AIM
Copy the records below exactly, leaving out every picture.
* * *
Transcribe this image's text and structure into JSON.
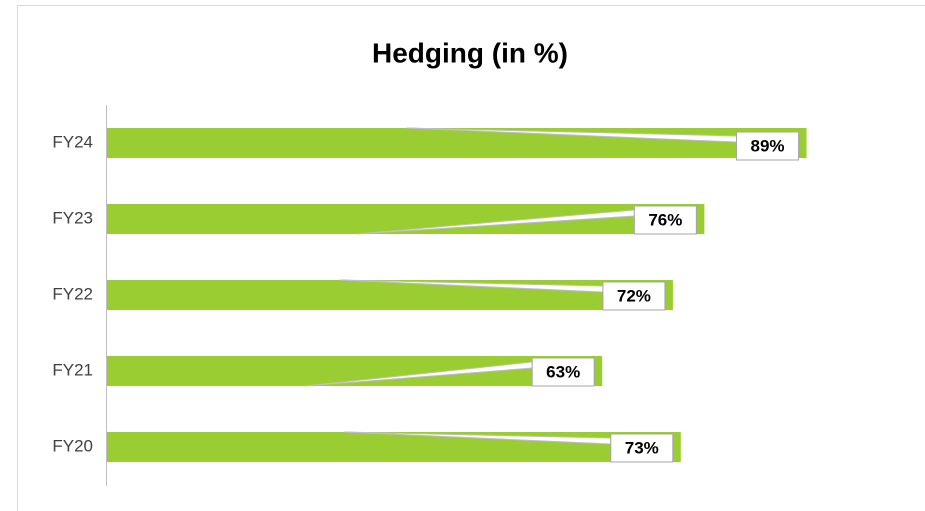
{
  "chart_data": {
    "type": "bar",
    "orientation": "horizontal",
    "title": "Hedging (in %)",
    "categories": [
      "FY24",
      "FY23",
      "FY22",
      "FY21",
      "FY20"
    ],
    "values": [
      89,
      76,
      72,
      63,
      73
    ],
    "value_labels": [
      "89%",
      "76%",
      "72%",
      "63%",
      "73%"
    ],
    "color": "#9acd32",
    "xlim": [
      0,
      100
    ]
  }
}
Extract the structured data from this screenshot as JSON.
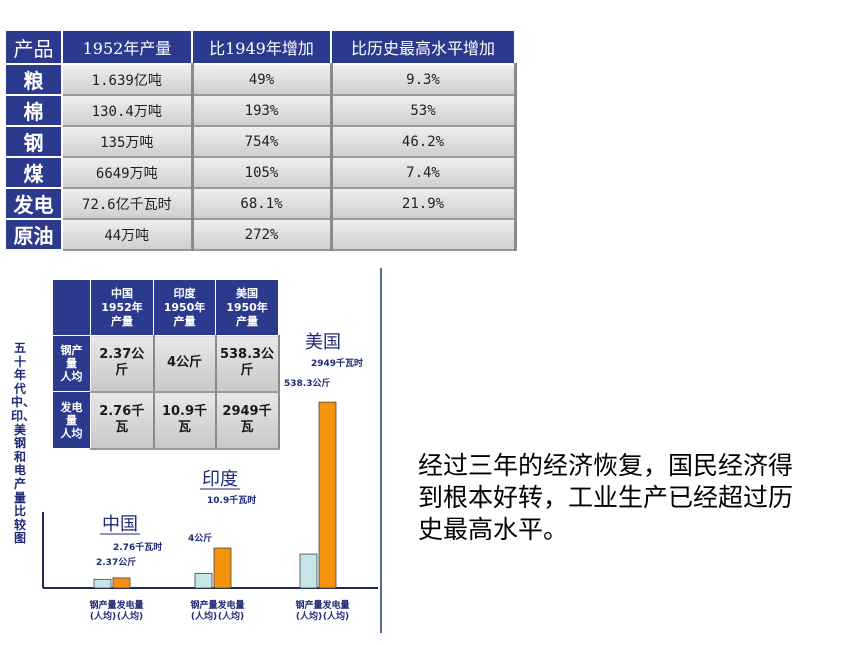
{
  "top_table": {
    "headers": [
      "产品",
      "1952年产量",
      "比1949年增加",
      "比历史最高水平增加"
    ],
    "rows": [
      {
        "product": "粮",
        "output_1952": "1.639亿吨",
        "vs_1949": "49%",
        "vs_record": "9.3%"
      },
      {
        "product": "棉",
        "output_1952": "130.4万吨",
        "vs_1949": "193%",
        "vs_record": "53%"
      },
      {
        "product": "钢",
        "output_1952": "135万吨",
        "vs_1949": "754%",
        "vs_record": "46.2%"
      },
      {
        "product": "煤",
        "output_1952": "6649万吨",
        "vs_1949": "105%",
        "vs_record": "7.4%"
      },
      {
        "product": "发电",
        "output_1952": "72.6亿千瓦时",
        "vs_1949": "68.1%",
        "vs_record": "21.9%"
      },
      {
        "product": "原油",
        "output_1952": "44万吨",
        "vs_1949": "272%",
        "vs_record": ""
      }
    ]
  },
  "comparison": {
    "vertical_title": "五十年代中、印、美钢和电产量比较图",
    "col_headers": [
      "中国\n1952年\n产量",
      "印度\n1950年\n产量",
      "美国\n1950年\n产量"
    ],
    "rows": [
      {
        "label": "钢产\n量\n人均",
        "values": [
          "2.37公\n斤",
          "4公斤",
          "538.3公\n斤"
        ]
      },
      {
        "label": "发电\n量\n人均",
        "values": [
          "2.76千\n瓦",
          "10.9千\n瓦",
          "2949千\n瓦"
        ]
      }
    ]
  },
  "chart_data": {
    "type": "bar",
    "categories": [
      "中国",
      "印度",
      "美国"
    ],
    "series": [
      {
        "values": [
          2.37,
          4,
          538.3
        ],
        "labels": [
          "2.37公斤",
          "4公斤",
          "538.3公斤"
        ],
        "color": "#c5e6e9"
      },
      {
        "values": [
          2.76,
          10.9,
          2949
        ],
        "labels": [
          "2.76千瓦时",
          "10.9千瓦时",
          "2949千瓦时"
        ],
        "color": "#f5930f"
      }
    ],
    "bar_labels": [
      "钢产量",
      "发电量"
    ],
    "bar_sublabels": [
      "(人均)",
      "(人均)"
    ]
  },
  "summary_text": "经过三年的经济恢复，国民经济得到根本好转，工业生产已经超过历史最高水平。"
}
* * *
FINAL RESULT
Transcribe this image's text and structure into JSON.
{
  "chart_data": {
    "type": "bar",
    "orientation": "horizontal",
    "title": "Hedging (in %)",
    "categories": [
      "FY24",
      "FY23",
      "FY22",
      "FY21",
      "FY20"
    ],
    "values": [
      89,
      76,
      72,
      63,
      73
    ],
    "value_labels": [
      "89%",
      "76%",
      "72%",
      "63%",
      "73%"
    ],
    "color": "#9acd32",
    "xlim": [
      0,
      100
    ]
  }
}
Extract the structured data from this screenshot as JSON.
{
  "top_table": {
    "headers": [
      "产品",
      "1952年产量",
      "比1949年增加",
      "比历史最高水平增加"
    ],
    "rows": [
      {
        "product": "粮",
        "output_1952": "1.639亿吨",
        "vs_1949": "49%",
        "vs_record": "9.3%"
      },
      {
        "product": "棉",
        "output_1952": "130.4万吨",
        "vs_1949": "193%",
        "vs_record": "53%"
      },
      {
        "product": "钢",
        "output_1952": "135万吨",
        "vs_1949": "754%",
        "vs_record": "46.2%"
      },
      {
        "product": "煤",
        "output_1952": "6649万吨",
        "vs_1949": "105%",
        "vs_record": "7.4%"
      },
      {
        "product": "发电",
        "output_1952": "72.6亿千瓦时",
        "vs_1949": "68.1%",
        "vs_record": "21.9%"
      },
      {
        "product": "原油",
        "output_1952": "44万吨",
        "vs_1949": "272%",
        "vs_record": ""
      }
    ]
  },
  "comparison": {
    "vertical_title": "五十年代中、印、美钢和电产量比较图",
    "col_headers": [
      "中国\n1952年\n产量",
      "印度\n1950年\n产量",
      "美国\n1950年\n产量"
    ],
    "rows": [
      {
        "label": "钢产\n量\n人均",
        "values": [
          "2.37公\n斤",
          "4公斤",
          "538.3公\n斤"
        ]
      },
      {
        "label": "发电\n量\n人均",
        "values": [
          "2.76千\n瓦",
          "10.9千\n瓦",
          "2949千\n瓦"
        ]
      }
    ]
  },
  "chart_data": {
    "type": "bar",
    "categories": [
      "中国",
      "印度",
      "美国"
    ],
    "series": [
      {
        "values": [
          2.37,
          4,
          538.3
        ],
        "labels": [
          "2.37公斤",
          "4公斤",
          "538.3公斤"
        ],
        "color": "#c5e6e9"
      },
      {
        "values": [
          2.76,
          10.9,
          2949
        ],
        "labels": [
          "2.76千瓦时",
          "10.9千瓦时",
          "2949千瓦时"
        ],
        "color": "#f5930f"
      }
    ],
    "bar_labels": [
      "钢产量",
      "发电量"
    ],
    "bar_sublabels": [
      "(人均)",
      "(人均)"
    ]
  },
  "summary_text": "经过三年的经济恢复，国民经济得到根本好转，工业生产已经超过历史最高水平。"
}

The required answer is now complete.